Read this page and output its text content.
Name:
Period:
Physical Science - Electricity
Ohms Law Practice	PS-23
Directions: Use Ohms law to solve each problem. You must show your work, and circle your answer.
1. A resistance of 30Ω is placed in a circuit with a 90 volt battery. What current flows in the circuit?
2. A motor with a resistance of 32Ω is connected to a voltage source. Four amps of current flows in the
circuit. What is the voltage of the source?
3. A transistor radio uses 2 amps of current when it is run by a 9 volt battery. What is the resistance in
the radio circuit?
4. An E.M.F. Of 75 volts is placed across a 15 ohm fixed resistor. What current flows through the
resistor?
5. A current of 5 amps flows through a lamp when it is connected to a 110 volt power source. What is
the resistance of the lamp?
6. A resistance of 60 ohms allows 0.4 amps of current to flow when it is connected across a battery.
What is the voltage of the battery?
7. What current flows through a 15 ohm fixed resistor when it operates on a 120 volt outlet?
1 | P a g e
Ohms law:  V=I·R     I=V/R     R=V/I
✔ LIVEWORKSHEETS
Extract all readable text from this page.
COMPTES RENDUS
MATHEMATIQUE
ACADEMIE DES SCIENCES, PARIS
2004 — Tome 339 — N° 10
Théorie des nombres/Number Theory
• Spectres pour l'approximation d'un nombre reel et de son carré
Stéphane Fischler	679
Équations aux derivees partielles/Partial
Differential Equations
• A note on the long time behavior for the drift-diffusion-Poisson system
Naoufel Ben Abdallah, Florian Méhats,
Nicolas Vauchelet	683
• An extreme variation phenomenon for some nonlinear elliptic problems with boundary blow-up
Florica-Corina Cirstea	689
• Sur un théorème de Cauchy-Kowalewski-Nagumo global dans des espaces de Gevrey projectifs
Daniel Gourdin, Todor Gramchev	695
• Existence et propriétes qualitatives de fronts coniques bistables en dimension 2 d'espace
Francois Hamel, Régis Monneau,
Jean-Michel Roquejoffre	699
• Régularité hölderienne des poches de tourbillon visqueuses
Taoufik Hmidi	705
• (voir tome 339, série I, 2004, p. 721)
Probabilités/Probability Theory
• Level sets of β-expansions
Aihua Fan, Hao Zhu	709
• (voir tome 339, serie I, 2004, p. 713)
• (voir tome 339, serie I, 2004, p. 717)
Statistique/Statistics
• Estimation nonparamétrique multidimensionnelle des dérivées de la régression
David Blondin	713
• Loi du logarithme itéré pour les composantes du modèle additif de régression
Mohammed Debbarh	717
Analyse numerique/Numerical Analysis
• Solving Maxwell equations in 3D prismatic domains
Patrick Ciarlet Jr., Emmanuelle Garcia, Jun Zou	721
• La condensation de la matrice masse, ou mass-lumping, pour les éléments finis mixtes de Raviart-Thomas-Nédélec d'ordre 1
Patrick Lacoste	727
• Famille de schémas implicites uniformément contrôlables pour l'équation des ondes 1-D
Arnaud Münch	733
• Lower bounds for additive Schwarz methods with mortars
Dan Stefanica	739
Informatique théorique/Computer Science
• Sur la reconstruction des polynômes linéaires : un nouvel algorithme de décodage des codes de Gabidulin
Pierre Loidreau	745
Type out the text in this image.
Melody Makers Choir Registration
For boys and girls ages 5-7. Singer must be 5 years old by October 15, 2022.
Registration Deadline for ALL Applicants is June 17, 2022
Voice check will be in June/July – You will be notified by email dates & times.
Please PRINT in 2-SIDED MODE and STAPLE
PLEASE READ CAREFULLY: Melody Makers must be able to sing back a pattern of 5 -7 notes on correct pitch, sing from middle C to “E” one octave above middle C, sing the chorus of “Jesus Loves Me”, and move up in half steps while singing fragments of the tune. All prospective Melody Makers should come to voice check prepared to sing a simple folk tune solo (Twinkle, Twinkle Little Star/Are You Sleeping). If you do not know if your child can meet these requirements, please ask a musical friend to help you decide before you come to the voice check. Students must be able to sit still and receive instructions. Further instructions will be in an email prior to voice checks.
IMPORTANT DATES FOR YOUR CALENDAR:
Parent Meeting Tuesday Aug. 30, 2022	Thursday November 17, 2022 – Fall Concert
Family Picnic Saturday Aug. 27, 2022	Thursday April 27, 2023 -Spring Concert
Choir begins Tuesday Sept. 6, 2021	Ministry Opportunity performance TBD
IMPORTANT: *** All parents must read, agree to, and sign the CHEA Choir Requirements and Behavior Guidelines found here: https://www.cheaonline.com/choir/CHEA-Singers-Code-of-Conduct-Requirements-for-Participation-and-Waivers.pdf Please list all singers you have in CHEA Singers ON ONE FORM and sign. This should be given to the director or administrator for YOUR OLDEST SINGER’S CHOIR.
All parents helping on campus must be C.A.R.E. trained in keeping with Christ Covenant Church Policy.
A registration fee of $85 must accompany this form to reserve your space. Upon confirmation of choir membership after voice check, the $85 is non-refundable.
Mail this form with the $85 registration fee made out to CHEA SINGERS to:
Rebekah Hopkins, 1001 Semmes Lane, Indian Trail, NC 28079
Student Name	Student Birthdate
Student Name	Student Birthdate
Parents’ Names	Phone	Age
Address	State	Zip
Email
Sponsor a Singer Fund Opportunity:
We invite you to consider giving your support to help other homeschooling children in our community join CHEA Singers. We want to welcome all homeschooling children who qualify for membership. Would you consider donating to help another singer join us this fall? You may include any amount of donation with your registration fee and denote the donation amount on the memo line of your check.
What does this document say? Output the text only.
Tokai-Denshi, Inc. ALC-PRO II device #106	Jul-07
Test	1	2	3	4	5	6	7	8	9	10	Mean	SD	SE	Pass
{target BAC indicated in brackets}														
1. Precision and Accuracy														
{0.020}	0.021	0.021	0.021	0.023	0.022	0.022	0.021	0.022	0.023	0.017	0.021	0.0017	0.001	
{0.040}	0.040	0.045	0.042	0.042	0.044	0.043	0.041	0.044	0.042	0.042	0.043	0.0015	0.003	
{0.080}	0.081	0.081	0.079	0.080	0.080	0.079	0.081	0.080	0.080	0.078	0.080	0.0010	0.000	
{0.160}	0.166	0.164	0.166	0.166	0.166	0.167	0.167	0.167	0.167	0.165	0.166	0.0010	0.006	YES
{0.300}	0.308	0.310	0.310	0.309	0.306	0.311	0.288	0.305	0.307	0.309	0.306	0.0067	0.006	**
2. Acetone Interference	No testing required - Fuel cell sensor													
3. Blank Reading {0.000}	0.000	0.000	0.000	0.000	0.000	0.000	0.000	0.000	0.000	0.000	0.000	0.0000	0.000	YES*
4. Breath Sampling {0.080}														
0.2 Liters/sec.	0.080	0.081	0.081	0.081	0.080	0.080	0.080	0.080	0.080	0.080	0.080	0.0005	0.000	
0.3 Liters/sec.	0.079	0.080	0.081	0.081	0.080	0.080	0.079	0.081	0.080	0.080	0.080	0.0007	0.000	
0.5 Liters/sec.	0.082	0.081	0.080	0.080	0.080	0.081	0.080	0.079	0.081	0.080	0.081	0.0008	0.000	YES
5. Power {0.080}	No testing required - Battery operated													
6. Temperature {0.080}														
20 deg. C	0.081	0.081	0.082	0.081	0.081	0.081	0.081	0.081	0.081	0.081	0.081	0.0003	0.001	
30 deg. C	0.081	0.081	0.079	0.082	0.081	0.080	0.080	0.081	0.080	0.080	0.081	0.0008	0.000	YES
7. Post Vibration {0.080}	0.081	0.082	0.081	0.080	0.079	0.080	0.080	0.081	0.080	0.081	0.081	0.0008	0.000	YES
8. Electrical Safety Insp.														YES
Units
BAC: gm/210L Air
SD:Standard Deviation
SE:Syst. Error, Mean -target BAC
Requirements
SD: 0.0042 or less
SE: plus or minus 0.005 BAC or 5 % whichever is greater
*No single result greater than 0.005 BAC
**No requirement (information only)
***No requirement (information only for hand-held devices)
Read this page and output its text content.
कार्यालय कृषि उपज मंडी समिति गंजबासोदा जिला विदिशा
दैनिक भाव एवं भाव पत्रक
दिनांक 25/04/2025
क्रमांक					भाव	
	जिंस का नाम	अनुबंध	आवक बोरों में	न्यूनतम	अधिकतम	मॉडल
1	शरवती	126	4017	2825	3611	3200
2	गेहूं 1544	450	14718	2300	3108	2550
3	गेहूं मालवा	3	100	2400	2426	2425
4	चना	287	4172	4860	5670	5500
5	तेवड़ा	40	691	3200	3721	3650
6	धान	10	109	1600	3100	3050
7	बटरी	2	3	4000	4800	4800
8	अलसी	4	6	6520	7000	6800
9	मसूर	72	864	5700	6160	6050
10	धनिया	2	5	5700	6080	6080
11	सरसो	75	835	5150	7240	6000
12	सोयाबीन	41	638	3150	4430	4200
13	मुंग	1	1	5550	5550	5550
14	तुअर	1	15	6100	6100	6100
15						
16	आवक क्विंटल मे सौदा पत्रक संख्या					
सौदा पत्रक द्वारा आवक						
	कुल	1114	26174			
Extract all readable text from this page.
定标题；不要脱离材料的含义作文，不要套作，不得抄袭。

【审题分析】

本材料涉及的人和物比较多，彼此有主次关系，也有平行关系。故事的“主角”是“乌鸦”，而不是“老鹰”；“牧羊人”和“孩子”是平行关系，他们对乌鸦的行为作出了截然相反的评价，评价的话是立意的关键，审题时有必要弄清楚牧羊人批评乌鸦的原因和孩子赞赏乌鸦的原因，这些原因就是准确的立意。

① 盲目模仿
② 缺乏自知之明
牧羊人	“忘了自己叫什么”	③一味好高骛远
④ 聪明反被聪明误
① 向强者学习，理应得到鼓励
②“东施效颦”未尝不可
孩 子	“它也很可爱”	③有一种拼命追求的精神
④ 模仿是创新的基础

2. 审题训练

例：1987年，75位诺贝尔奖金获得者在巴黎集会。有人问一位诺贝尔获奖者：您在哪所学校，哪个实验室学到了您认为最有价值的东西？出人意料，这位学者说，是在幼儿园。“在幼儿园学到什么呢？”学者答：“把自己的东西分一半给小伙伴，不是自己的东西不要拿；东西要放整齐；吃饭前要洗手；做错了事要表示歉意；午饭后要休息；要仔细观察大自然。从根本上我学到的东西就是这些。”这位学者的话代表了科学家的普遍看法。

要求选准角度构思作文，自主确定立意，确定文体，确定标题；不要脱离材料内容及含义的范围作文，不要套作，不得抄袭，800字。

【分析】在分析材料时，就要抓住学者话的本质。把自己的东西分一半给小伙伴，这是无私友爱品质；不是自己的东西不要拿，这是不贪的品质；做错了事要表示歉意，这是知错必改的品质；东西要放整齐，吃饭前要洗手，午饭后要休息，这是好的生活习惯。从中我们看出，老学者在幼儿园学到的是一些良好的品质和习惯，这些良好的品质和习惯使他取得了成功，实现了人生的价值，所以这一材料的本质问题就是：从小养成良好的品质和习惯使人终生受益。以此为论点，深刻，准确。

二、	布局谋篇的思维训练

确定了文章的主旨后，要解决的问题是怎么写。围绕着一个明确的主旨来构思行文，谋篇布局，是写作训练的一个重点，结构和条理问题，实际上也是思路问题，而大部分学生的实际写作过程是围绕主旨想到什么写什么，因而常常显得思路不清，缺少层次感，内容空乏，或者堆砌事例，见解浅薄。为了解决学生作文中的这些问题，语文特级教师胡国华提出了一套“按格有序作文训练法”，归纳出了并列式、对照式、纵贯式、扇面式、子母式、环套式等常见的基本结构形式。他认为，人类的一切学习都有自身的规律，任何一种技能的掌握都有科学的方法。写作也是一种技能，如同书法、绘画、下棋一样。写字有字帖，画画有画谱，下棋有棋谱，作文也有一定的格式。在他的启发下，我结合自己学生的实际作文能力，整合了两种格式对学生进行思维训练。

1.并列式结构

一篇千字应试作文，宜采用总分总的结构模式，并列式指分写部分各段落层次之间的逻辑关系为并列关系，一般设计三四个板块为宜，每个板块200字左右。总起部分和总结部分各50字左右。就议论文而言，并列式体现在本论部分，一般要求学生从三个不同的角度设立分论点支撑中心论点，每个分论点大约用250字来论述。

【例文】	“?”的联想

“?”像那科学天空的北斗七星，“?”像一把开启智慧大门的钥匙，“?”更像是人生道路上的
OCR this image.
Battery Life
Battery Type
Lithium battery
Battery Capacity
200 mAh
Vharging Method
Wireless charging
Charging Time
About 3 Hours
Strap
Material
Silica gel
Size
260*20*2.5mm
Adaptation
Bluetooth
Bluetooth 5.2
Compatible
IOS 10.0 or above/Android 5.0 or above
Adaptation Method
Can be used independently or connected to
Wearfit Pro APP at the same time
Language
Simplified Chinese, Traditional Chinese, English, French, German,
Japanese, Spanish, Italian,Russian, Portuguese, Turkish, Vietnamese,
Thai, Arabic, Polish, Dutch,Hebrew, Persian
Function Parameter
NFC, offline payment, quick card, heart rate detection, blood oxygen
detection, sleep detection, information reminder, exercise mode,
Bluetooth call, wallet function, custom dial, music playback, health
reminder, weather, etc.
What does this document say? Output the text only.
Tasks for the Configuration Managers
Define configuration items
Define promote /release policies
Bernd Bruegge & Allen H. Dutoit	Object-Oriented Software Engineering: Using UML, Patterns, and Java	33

----

| Short task |
Copy all lines from the data that hold the word "Patrick".

| Response to this task |
Patrick Ciarlet Jr., Emmanuelle Garcia, Jun Zou	721
Patrick Lacoste	727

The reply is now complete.